▶ **Objective**
List each line holding the string "text".
-- Given records start --
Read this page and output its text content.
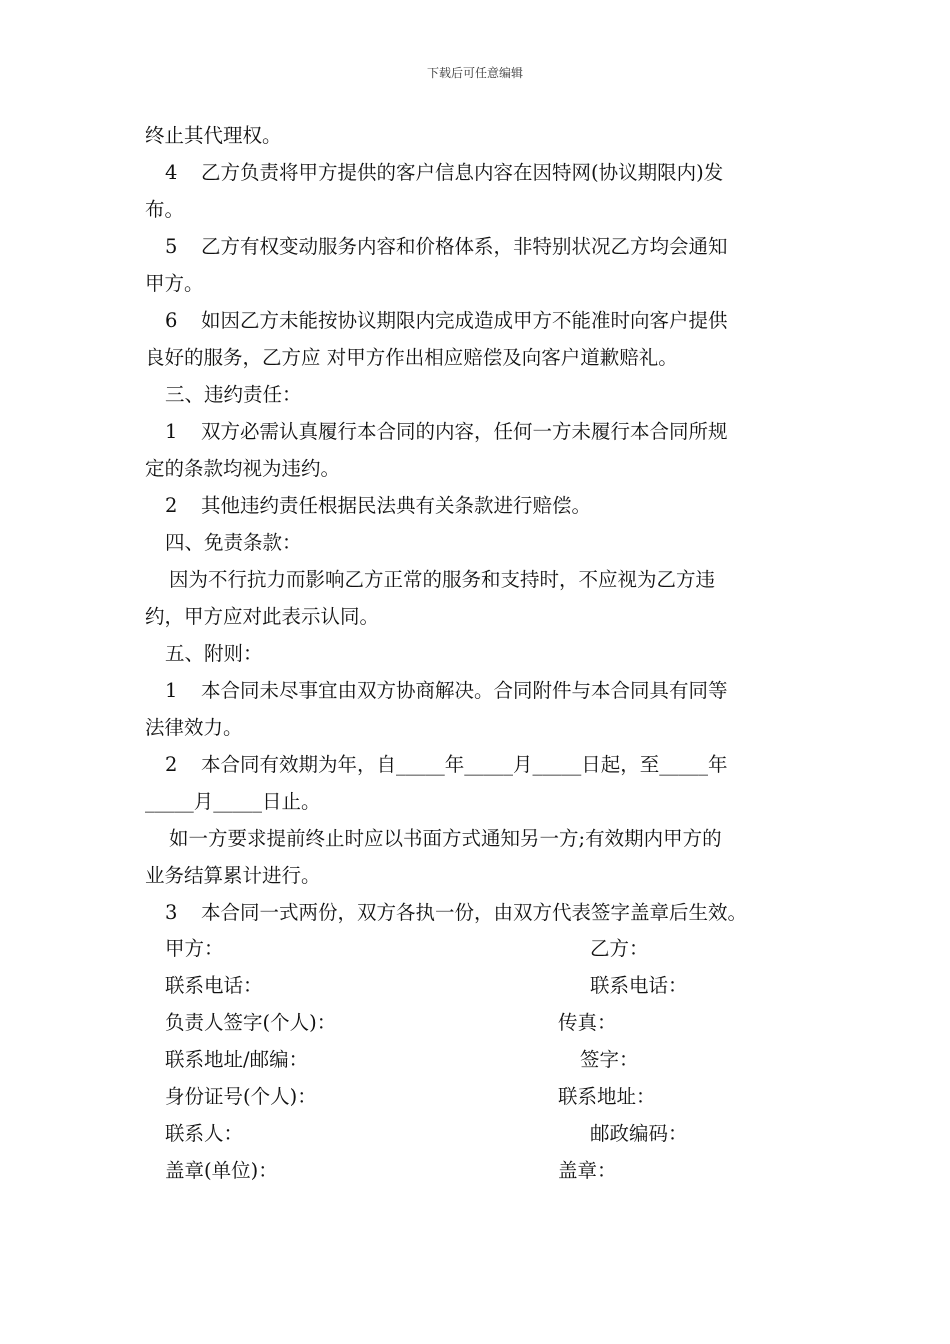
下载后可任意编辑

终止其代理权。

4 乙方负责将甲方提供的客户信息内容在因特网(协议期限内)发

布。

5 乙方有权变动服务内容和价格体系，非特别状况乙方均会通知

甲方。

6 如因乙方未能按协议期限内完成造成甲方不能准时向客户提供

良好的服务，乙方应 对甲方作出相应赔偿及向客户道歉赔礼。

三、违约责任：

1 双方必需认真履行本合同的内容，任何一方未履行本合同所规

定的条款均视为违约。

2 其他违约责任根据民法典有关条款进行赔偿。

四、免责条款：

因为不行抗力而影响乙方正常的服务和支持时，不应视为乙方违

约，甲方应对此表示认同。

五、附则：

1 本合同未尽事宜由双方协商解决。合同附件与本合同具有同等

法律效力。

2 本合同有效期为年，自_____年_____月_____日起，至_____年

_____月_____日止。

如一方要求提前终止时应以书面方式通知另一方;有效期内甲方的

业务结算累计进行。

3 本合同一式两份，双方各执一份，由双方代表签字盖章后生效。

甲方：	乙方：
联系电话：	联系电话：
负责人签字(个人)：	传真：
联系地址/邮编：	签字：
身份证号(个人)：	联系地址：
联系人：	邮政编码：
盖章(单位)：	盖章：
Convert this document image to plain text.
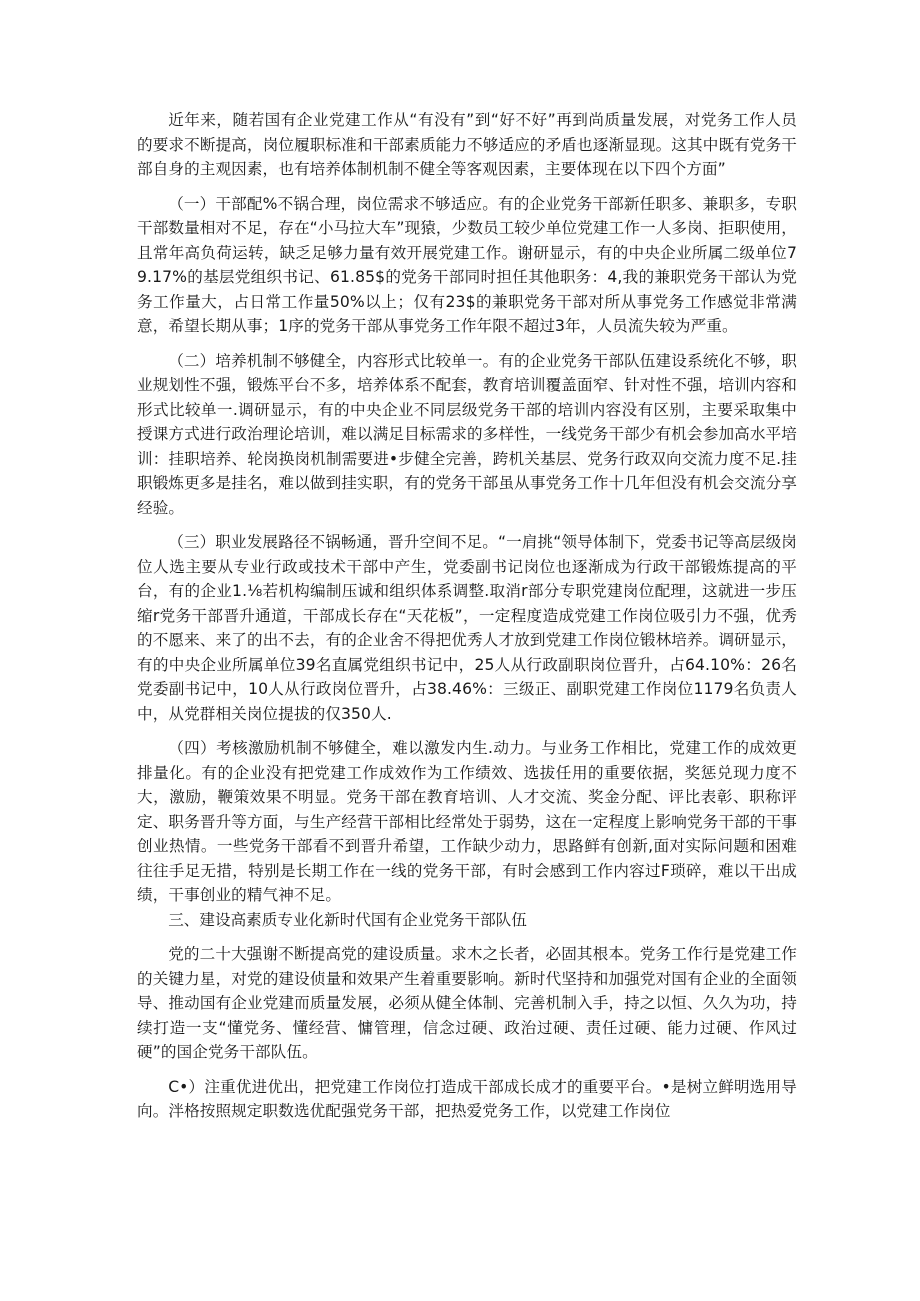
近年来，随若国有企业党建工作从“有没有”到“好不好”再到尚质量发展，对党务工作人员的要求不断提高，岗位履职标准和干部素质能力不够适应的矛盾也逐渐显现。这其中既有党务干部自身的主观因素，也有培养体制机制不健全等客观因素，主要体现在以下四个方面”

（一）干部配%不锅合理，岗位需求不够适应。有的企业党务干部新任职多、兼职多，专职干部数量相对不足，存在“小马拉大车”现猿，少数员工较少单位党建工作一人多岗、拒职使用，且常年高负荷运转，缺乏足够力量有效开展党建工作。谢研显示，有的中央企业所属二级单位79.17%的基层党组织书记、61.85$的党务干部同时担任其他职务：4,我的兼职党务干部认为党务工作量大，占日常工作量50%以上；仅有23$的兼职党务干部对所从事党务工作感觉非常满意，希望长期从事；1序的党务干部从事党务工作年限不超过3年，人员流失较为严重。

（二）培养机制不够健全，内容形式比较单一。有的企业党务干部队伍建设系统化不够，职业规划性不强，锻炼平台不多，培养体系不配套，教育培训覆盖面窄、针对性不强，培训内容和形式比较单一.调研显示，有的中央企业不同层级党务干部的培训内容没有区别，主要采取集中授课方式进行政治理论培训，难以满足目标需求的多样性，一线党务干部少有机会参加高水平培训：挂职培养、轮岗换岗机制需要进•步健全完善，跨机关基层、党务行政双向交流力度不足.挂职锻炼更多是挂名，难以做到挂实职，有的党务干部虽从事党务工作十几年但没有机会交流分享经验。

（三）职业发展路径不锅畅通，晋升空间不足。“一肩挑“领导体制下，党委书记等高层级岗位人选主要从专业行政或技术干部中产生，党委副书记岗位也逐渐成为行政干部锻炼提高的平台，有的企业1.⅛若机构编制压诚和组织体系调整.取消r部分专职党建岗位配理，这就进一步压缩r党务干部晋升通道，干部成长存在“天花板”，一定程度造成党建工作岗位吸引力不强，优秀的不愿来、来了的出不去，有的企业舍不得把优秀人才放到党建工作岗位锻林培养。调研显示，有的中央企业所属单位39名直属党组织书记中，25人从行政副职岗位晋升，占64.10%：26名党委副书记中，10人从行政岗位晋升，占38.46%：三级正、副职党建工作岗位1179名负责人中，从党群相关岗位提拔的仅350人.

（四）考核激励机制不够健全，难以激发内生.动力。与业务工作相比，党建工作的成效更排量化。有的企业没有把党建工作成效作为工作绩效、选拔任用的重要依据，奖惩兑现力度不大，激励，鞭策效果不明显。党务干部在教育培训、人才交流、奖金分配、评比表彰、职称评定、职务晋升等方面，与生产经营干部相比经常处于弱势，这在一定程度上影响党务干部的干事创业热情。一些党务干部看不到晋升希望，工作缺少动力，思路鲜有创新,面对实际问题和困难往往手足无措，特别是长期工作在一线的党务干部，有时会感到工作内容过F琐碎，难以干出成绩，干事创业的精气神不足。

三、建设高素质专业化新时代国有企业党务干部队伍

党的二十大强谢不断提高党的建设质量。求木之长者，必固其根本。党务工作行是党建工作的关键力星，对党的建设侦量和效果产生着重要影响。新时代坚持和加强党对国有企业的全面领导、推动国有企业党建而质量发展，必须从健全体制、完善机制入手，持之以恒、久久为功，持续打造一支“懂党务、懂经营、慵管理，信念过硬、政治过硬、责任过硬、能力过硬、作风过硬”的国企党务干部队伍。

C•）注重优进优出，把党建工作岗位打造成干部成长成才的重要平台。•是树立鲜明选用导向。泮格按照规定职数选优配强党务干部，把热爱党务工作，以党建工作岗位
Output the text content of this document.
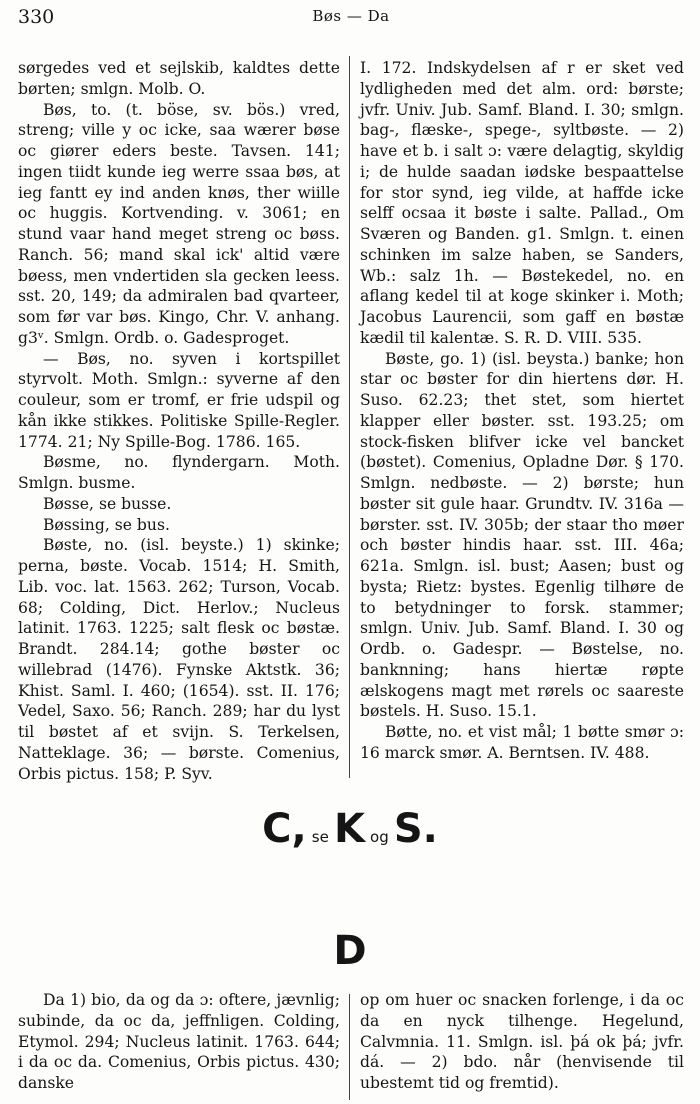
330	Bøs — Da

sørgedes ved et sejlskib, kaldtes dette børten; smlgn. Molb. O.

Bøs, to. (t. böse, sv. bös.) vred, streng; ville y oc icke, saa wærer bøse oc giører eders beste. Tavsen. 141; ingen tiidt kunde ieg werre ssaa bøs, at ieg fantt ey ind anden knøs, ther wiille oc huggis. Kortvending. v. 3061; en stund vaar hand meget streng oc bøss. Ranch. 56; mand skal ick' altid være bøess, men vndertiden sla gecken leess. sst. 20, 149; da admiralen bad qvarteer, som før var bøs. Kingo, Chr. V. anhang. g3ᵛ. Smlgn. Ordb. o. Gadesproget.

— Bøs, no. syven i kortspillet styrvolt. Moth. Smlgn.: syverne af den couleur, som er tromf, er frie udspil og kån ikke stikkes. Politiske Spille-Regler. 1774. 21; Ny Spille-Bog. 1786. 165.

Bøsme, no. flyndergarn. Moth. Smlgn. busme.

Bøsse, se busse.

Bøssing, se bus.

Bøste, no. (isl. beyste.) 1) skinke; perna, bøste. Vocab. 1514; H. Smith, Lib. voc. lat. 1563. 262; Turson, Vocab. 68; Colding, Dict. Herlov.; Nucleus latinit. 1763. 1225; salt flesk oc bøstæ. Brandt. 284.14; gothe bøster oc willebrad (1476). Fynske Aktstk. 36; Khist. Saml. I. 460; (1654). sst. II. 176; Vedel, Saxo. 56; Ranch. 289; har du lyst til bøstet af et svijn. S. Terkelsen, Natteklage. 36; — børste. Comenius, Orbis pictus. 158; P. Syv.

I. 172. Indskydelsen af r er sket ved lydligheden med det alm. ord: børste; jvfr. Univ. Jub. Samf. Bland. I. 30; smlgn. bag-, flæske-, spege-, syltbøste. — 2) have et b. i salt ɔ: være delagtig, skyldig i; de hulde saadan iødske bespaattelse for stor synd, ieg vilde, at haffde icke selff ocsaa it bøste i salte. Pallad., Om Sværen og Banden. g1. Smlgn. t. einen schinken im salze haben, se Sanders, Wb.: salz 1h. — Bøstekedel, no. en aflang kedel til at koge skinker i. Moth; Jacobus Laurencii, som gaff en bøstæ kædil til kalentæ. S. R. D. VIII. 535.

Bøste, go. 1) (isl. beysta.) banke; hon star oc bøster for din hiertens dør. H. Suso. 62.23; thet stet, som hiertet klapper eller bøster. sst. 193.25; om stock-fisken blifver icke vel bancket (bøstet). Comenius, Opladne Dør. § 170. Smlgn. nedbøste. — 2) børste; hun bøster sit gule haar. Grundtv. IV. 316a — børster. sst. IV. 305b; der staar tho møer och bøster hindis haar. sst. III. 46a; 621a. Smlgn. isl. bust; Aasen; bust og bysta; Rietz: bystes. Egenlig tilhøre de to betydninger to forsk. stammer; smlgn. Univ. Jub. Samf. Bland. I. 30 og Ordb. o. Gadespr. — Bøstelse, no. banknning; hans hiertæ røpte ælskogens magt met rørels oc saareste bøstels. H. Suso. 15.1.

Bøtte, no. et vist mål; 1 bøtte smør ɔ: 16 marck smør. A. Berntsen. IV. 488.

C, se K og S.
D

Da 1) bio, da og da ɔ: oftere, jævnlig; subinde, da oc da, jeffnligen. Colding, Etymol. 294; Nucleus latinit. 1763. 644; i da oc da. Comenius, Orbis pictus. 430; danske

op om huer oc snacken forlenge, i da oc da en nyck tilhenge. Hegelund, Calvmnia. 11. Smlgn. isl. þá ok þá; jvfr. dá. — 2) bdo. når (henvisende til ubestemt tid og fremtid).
-- Given records end --
▶ **Answer to this exercise**
Read this page and output its text content.
Convert this document image to plain text.
Output the text content of this document.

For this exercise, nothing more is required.